> **RECORDS PROVIDED**
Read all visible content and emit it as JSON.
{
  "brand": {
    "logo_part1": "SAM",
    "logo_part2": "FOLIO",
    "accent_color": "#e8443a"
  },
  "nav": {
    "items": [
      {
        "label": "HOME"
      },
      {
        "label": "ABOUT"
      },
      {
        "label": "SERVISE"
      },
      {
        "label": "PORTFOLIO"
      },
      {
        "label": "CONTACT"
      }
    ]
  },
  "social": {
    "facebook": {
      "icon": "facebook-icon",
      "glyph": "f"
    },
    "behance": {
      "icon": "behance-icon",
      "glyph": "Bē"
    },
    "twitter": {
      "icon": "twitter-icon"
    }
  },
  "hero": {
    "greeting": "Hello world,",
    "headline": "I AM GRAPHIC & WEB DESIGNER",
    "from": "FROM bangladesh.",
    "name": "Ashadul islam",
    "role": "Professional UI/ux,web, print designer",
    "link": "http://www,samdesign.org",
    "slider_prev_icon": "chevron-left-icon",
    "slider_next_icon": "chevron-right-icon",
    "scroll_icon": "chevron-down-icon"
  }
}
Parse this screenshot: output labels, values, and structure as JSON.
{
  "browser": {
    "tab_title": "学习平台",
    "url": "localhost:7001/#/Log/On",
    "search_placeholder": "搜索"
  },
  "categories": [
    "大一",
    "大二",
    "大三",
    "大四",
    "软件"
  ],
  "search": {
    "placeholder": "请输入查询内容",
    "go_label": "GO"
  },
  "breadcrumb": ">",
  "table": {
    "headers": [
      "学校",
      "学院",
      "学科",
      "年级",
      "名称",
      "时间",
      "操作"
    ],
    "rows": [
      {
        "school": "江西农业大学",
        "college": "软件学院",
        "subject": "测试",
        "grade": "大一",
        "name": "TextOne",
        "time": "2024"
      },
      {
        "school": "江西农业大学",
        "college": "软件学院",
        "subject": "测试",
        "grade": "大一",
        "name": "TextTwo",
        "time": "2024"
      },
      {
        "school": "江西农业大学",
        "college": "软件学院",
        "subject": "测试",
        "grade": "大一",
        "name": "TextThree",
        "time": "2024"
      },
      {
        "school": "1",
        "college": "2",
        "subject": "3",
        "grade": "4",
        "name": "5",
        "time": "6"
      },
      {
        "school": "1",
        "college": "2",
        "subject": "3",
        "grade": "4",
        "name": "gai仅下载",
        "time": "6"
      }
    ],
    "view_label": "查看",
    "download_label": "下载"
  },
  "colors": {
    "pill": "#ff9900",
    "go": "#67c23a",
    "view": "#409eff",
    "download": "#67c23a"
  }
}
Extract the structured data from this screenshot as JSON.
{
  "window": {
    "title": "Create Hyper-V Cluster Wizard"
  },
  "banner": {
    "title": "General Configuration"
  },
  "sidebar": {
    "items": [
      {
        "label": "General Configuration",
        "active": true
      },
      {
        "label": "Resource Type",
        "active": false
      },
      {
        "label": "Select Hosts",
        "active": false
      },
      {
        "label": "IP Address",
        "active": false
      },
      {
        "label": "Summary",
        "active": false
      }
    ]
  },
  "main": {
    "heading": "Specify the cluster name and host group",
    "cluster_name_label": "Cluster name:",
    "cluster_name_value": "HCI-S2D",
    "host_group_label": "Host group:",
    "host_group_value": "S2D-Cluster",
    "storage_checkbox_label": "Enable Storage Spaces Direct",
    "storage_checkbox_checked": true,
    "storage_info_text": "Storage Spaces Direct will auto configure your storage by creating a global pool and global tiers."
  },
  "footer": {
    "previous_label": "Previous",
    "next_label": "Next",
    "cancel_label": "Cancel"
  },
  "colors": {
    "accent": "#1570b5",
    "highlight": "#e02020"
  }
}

> **WHAT TO PRODUCE**
Your task is to repeat the data exactly, with nothing left out.

> **SOLUTION**
Read all visible content and emit it as JSON.
{
  "brand": {
    "logo_part1": "SAM",
    "logo_part2": "FOLIO",
    "accent_color": "#e8443a"
  },
  "nav": {
    "items": [
      {
        "label": "HOME"
      },
      {
        "label": "ABOUT"
      },
      {
        "label": "SERVISE"
      },
      {
        "label": "PORTFOLIO"
      },
      {
        "label": "CONTACT"
      }
    ]
  },
  "social": {
    "facebook": {
      "icon": "facebook-icon",
      "glyph": "f"
    },
    "behance": {
      "icon": "behance-icon",
      "glyph": "Bē"
    },
    "twitter": {
      "icon": "twitter-icon"
    }
  },
  "hero": {
    "greeting": "Hello world,",
    "headline": "I AM GRAPHIC & WEB DESIGNER",
    "from": "FROM bangladesh.",
    "name": "Ashadul islam",
    "role": "Professional UI/ux,web, print designer",
    "link": "http://www,samdesign.org",
    "slider_prev_icon": "chevron-left-icon",
    "slider_next_icon": "chevron-right-icon",
    "scroll_icon": "chevron-down-icon"
  }
}
Parse this screenshot: output labels, values, and structure as JSON.
{
  "browser": {
    "tab_title": "学习平台",
    "url": "localhost:7001/#/Log/On",
    "search_placeholder": "搜索"
  },
  "categories": [
    "大一",
    "大二",
    "大三",
    "大四",
    "软件"
  ],
  "search": {
    "placeholder": "请输入查询内容",
    "go_label": "GO"
  },
  "breadcrumb": ">",
  "table": {
    "headers": [
      "学校",
      "学院",
      "学科",
      "年级",
      "名称",
      "时间",
      "操作"
    ],
    "rows": [
      {
        "school": "江西农业大学",
        "college": "软件学院",
        "subject": "测试",
        "grade": "大一",
        "name": "TextOne",
        "time": "2024"
      },
      {
        "school": "江西农业大学",
        "college": "软件学院",
        "subject": "测试",
        "grade": "大一",
        "name": "TextTwo",
        "time": "2024"
      },
      {
        "school": "江西农业大学",
        "college": "软件学院",
        "subject": "测试",
        "grade": "大一",
        "name": "TextThree",
        "time": "2024"
      },
      {
        "school": "1",
        "college": "2",
        "subject": "3",
        "grade": "4",
        "name": "5",
        "time": "6"
      },
      {
        "school": "1",
        "college": "2",
        "subject": "3",
        "grade": "4",
        "name": "gai仅下载",
        "time": "6"
      }
    ],
    "view_label": "查看",
    "download_label": "下载"
  },
  "colors": {
    "pill": "#ff9900",
    "go": "#67c23a",
    "view": "#409eff",
    "download": "#67c23a"
  }
}
Extract the structured data from this screenshot as JSON.
{
  "window": {
    "title": "Create Hyper-V Cluster Wizard"
  },
  "banner": {
    "title": "General Configuration"
  },
  "sidebar": {
    "items": [
      {
        "label": "General Configuration",
        "active": true
      },
      {
        "label": "Resource Type",
        "active": false
      },
      {
        "label": "Select Hosts",
        "active": false
      },
      {
        "label": "IP Address",
        "active": false
      },
      {
        "label": "Summary",
        "active": false
      }
    ]
  },
  "main": {
    "heading": "Specify the cluster name and host group",
    "cluster_name_label": "Cluster name:",
    "cluster_name_value": "HCI-S2D",
    "host_group_label": "Host group:",
    "host_group_value": "S2D-Cluster",
    "storage_checkbox_label": "Enable Storage Spaces Direct",
    "storage_checkbox_checked": true,
    "storage_info_text": "Storage Spaces Direct will auto configure your storage by creating a global pool and global tiers."
  },
  "footer": {
    "previous_label": "Previous",
    "next_label": "Next",
    "cancel_label": "Cancel"
  },
  "colors": {
    "accent": "#1570b5",
    "highlight": "#e02020"
  }
}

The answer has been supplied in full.